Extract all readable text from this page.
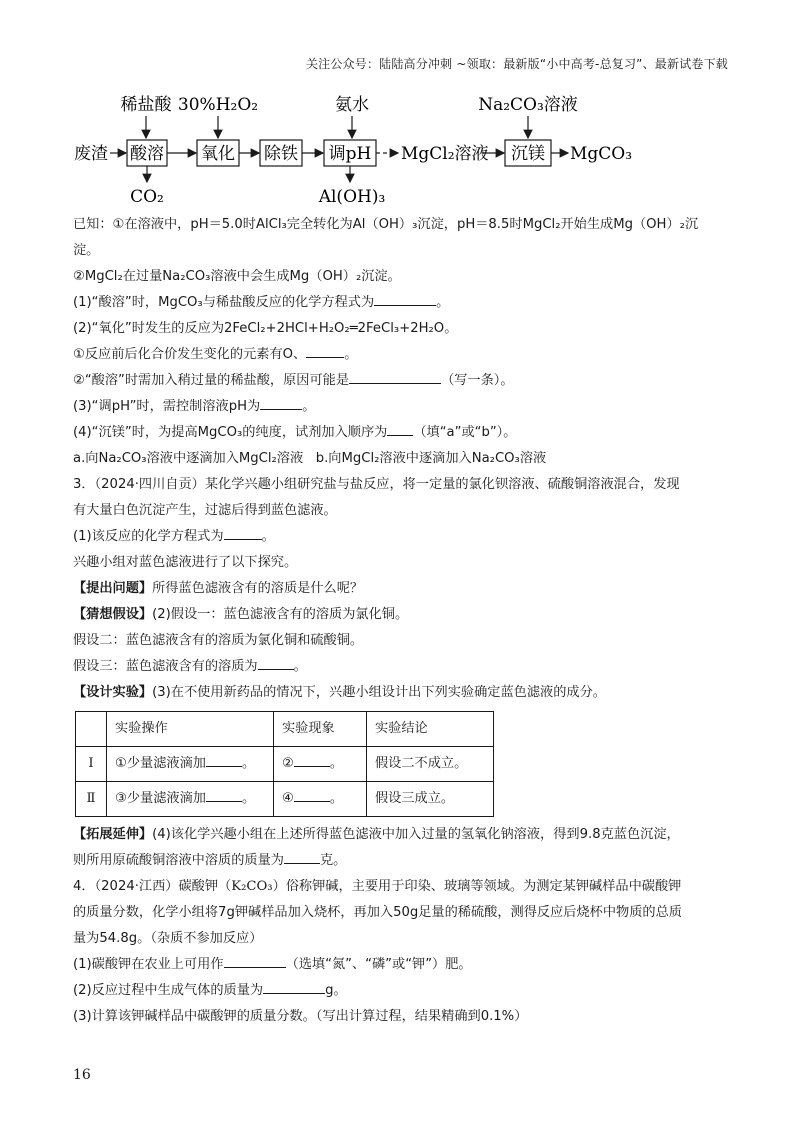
关注公众号：陆陆高分冲刺 ~领取：最新版“小中高考-总复习”、最新试卷下载
稀盐酸 30%H₂O₂	氨水	Na₂CO₃溶液
废渣 酸溶 氧化 除铁 调pH MgCl₂溶液 沉镁 MgCO₃
CO₂	Al(OH)₃

已知：①在溶液中，pH＝5.0时AlCl₃完全转化为Al（OH）₃沉淀，pH＝8.5时MgCl₂开始生成Mg（OH）₂沉

淀。

②MgCl₂在过量Na₂CO₃溶液中会生成Mg（OH）₂沉淀。

(1)“酸溶”时，MgCO₃与稀盐酸反应的化学方程式为	。

(2)“氧化”时发生的反应为2FeCl₂+2HCl+H₂O₂═2FeCl₃+2H₂O。

①反应前后化合价发生变化的元素有O、	。

②“酸溶”时需加入稍过量的稀盐酸，原因可能是	（写一条）。

(3)“调pH”时，需控制溶液pH为	。

(4)“沉镁”时，为提高MgCO₃的纯度，试剂加入顺序为 （填“a”或“b”）。

a.向Na₂CO₃溶液中逐滴加入MgCl₂溶液   b.向MgCl₂溶液中逐滴加入Na₂CO₃溶液

3．（2024·四川自贡）某化学兴趣小组研究盐与盐反应，将一定量的氯化钡溶液、硫酸铜溶液混合，发现

有大量白色沉淀产生，过滤后得到蓝色滤液。

(1)该反应的化学方程式为	。

兴趣小组对蓝色滤液进行了以下探究。

【提出问题】所得蓝色滤液含有的溶质是什么呢？

【猜想假设】(2)假设一：蓝色滤液含有的溶质为氯化铜。

假设二：蓝色滤液含有的溶质为氯化铜和硫酸铜。

假设三：蓝色滤液含有的溶质为	。

【设计实验】(3)在不使用新药品的情况下，兴趣小组设计出下列实验确定蓝色滤液的成分。

	实验操作	实验现象	实验结论
Ⅰ	①少量滤液滴加 。	② 。	假设二不成立。
Ⅱ	③少量滤液滴加 。	④ 。	假设三成立。

【拓展延伸】(4)该化学兴趣小组在上述所得蓝色滤液中加入过量的氢氧化钠溶液，得到9.8克蓝色沉淀，

则所用原硫酸铜溶液中溶质的质量为	克。

4．（2024·江西）碳酸钾（K₂CO₃）俗称钾碱，主要用于印染、玻璃等领域。为测定某钾碱样品中碳酸钾

的质量分数，化学小组将7g钾碱样品加入烧杯，再加入50g足量的稀硫酸，测得反应后烧杯中物质的总质

量为54.8g。（杂质不参加反应）

(1)碳酸钾在农业上可用作	（选填“氮”、“磷”或“钾”）肥。

(2)反应过程中生成气体的质量为	g。

(3)计算该钾碱样品中碳酸钾的质量分数。（写出计算过程，结果精确到0.1%）

16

==*==

STATED PROBLEM - Without including any pictures, reproduce the listing exactly.

CORRECT RESULT -
Extract all readable text from this page.
关注公众号：陆陆高分冲刺 ~领取：最新版“小中高考-总复习”、最新试卷下载
稀盐酸 30%H₂O₂	氨水	Na₂CO₃溶液
废渣 酸溶 氧化 除铁 调pH MgCl₂溶液 沉镁 MgCO₃
CO₂	Al(OH)₃

已知：①在溶液中，pH＝5.0时AlCl₃完全转化为Al（OH）₃沉淀，pH＝8.5时MgCl₂开始生成Mg（OH）₂沉

淀。

②MgCl₂在过量Na₂CO₃溶液中会生成Mg（OH）₂沉淀。

(1)“酸溶”时，MgCO₃与稀盐酸反应的化学方程式为	。

(2)“氧化”时发生的反应为2FeCl₂+2HCl+H₂O₂═2FeCl₃+2H₂O。

①反应前后化合价发生变化的元素有O、	。

②“酸溶”时需加入稍过量的稀盐酸，原因可能是	（写一条）。

(3)“调pH”时，需控制溶液pH为	。

(4)“沉镁”时，为提高MgCO₃的纯度，试剂加入顺序为 （填“a”或“b”）。

a.向Na₂CO₃溶液中逐滴加入MgCl₂溶液   b.向MgCl₂溶液中逐滴加入Na₂CO₃溶液

3．（2024·四川自贡）某化学兴趣小组研究盐与盐反应，将一定量的氯化钡溶液、硫酸铜溶液混合，发现

有大量白色沉淀产生，过滤后得到蓝色滤液。

(1)该反应的化学方程式为	。

兴趣小组对蓝色滤液进行了以下探究。

【提出问题】所得蓝色滤液含有的溶质是什么呢？

【猜想假设】(2)假设一：蓝色滤液含有的溶质为氯化铜。

假设二：蓝色滤液含有的溶质为氯化铜和硫酸铜。

假设三：蓝色滤液含有的溶质为	。

【设计实验】(3)在不使用新药品的情况下，兴趣小组设计出下列实验确定蓝色滤液的成分。

	实验操作	实验现象	实验结论
Ⅰ	①少量滤液滴加 。	② 。	假设二不成立。
Ⅱ	③少量滤液滴加 。	④ 。	假设三成立。

【拓展延伸】(4)该化学兴趣小组在上述所得蓝色滤液中加入过量的氢氧化钠溶液，得到9.8克蓝色沉淀，

则所用原硫酸铜溶液中溶质的质量为	克。

4．（2024·江西）碳酸钾（K₂CO₃）俗称钾碱，主要用于印染、玻璃等领域。为测定某钾碱样品中碳酸钾

的质量分数，化学小组将7g钾碱样品加入烧杯，再加入50g足量的稀硫酸，测得反应后烧杯中物质的总质

量为54.8g。（杂质不参加反应）

(1)碳酸钾在农业上可用作	（选填“氮”、“磷”或“钾”）肥。

(2)反应过程中生成气体的质量为	g。

(3)计算该钾碱样品中碳酸钾的质量分数。（写出计算过程，结果精确到0.1%）

16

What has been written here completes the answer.